* Begin *

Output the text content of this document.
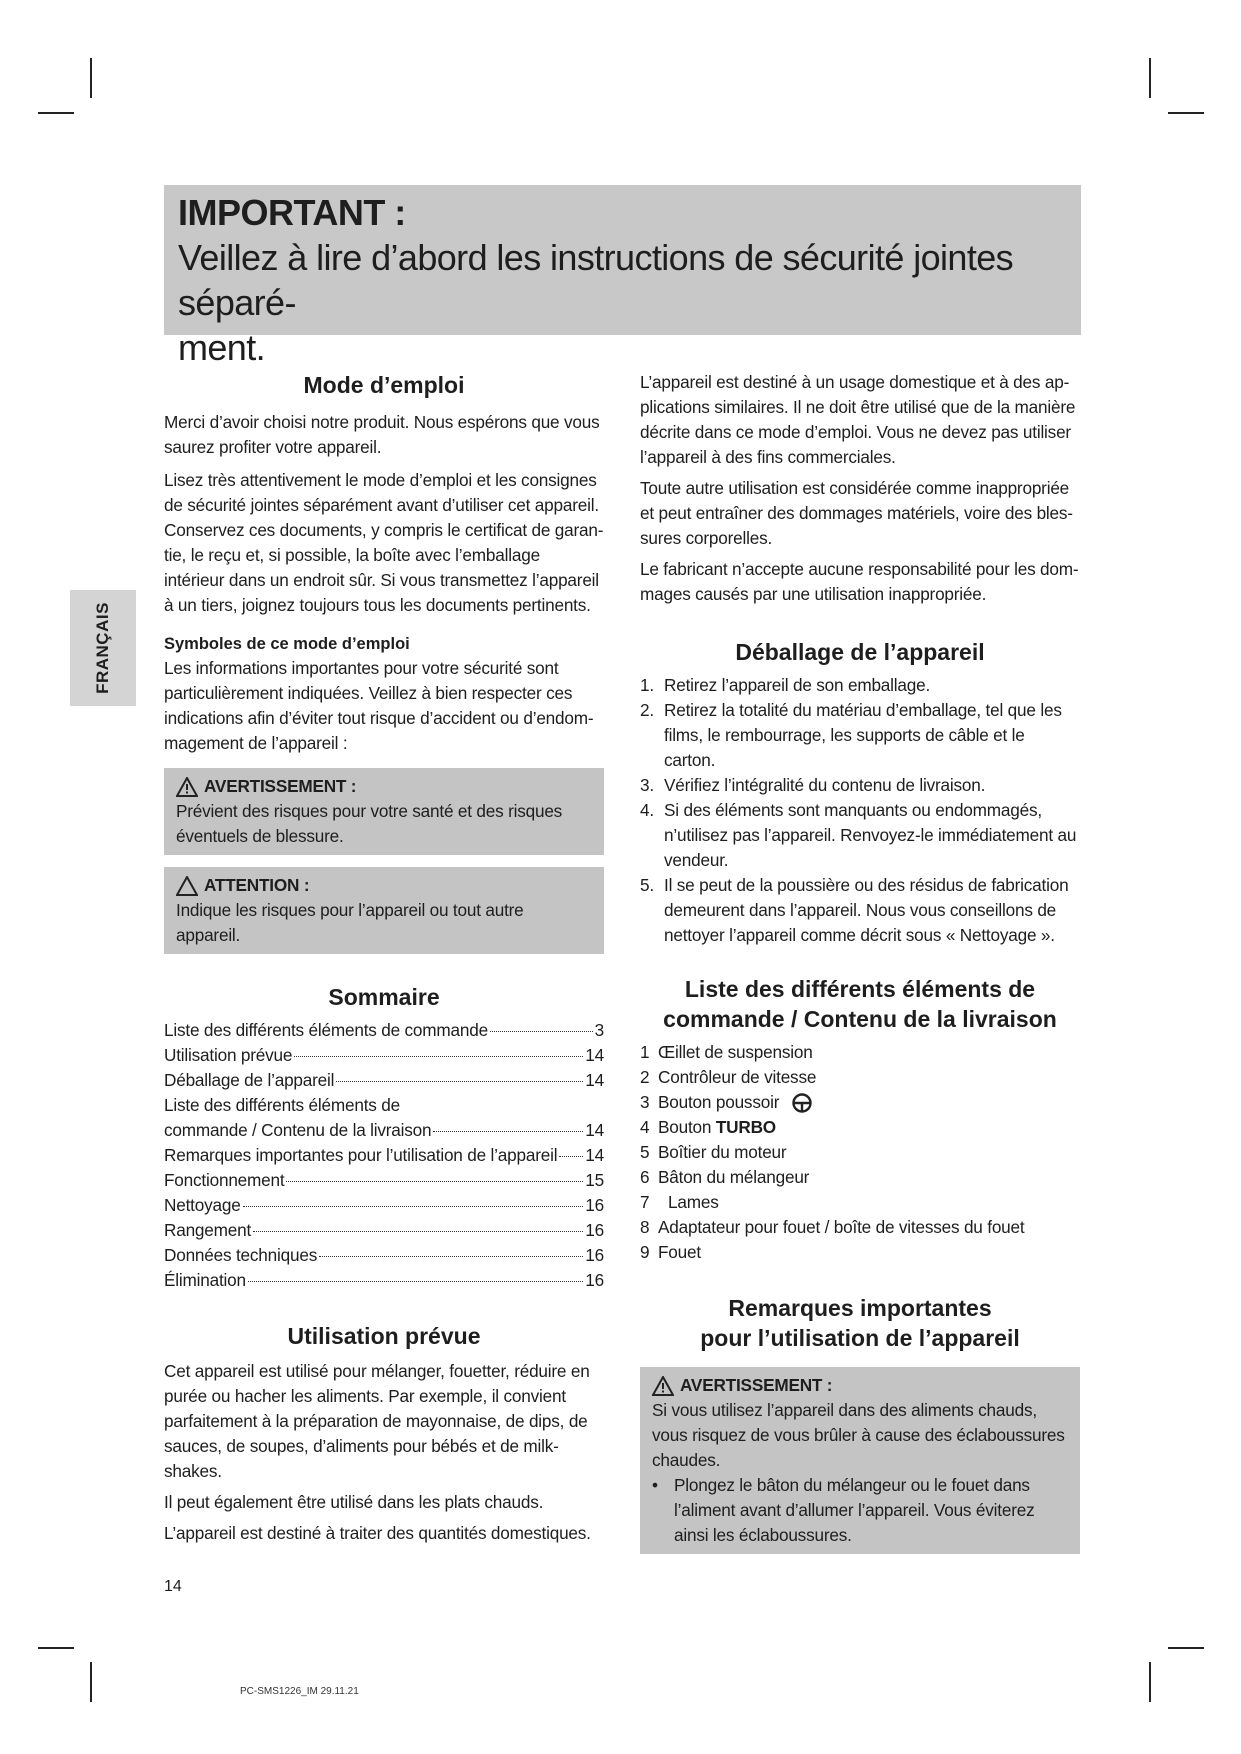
IMPORTANT :
Veillez à lire d’abord les instructions de sécurité jointes séparé-
ment.
FRANÇAIS
Mode d’emploi

Merci d’avoir choisi notre produit. Nous espérons que vous saurez profiter votre appareil.

Lisez très attentivement le mode d’emploi et les consignes de sécurité jointes séparément avant d’utiliser cet appareil. Conservez ces documents, y compris le certificat de garan-tie, le reçu et, si possible, la boîte avec l’emballage intérieur dans un endroit sûr. Si vous transmettez l’appareil à un tiers, joignez toujours tous les documents pertinents.

Symboles de ce mode d’emploi

Les informations importantes pour votre sécurité sont particulièrement indiquées. Veillez à bien respecter ces indications afin d’éviter tout risque d’accident ou d’endom-magement de l’appareil :

AVERTISSEMENT :
Prévient des risques pour votre santé et des risques éventuels de blessure.
ATTENTION :
Indique les risques pour l’appareil ou tout autre appareil.
Sommaire
Liste des différents éléments de commande	3
Utilisation prévue	14
Déballage de l’appareil	14
Liste des différents éléments de
commande / Contenu de la livraison	14
Remarques importantes pour l’utilisation de l’appareil 14
Fonctionnement	15
Nettoyage	16
Rangement	16
Données techniques	16
Élimination	16
Utilisation prévue

Cet appareil est utilisé pour mélanger, fouetter, réduire en purée ou hacher les aliments. Par exemple, il convient parfaitement à la préparation de mayonnaise, de dips, de sauces, de soupes, d’aliments pour bébés et de milk-shakes.

Il peut également être utilisé dans les plats chauds.

L’appareil est destiné à traiter des quantités domestiques.

L’appareil est destiné à un usage domestique et à des ap-plications similaires. Il ne doit être utilisé que de la manière décrite dans ce mode d’emploi. Vous ne devez pas utiliser l’appareil à des fins commerciales.

Toute autre utilisation est considérée comme inappropriée et peut entraîner des dommages matériels, voire des bles-sures corporelles.

Le fabricant n’accepte aucune responsabilité pour les dom-mages causés par une utilisation inappropriée.

Déballage de l’appareil
1. Retirez l’appareil de son emballage.
2. Retirez la totalité du matériau d’emballage, tel que les films, le rembourrage, les supports de câble et le carton.
3. Vérifiez l’intégralité du contenu de livraison.
4. Si des éléments sont manquants ou endommagés, n’utilisez pas l’appareil. Renvoyez-le immédiatement au vendeur.
5. Il se peut de la poussière ou des résidus de fabrication demeurent dans l’appareil. Nous vous conseillons de nettoyer l’appareil comme décrit sous « Nettoyage ».
Liste des différents éléments de
commande / Contenu de la livraison
1 Œillet de suspension
2 Contrôleur de vitesse
3 Bouton poussoir
4 Bouton TURBO
5 Boîtier du moteur
6 Bâton du mélangeur
7	Lames
8 Adaptateur pour fouet / boîte de vitesses du fouet
9 Fouet
Remarques importantes
pour l’utilisation de l’appareil
AVERTISSEMENT :
Si vous utilisez l’appareil dans des aliments chauds, vous risquez de vous brûler à cause des éclaboussures chaudes.
• Plongez le bâton du mélangeur ou le fouet dans l’aliment avant d’allumer l’appareil. Vous éviterez ainsi les éclaboussures.
14
PC-SMS1226_IM 29.11.21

* End *

*TASK REQUIREMENTS*: Locate the lines above that hold the word "utilisez". Show every one of them.

*ANSWER TO THE EXERCISE*:
4. Si des éléments sont manquants ou endommagés, n’utilisez pas l’appareil. Renvoyez-le immédiatement au vendeur.
Si vous utilisez l’appareil dans des aliments chauds, vous risquez de vous brûler à cause des éclaboussures chaudes.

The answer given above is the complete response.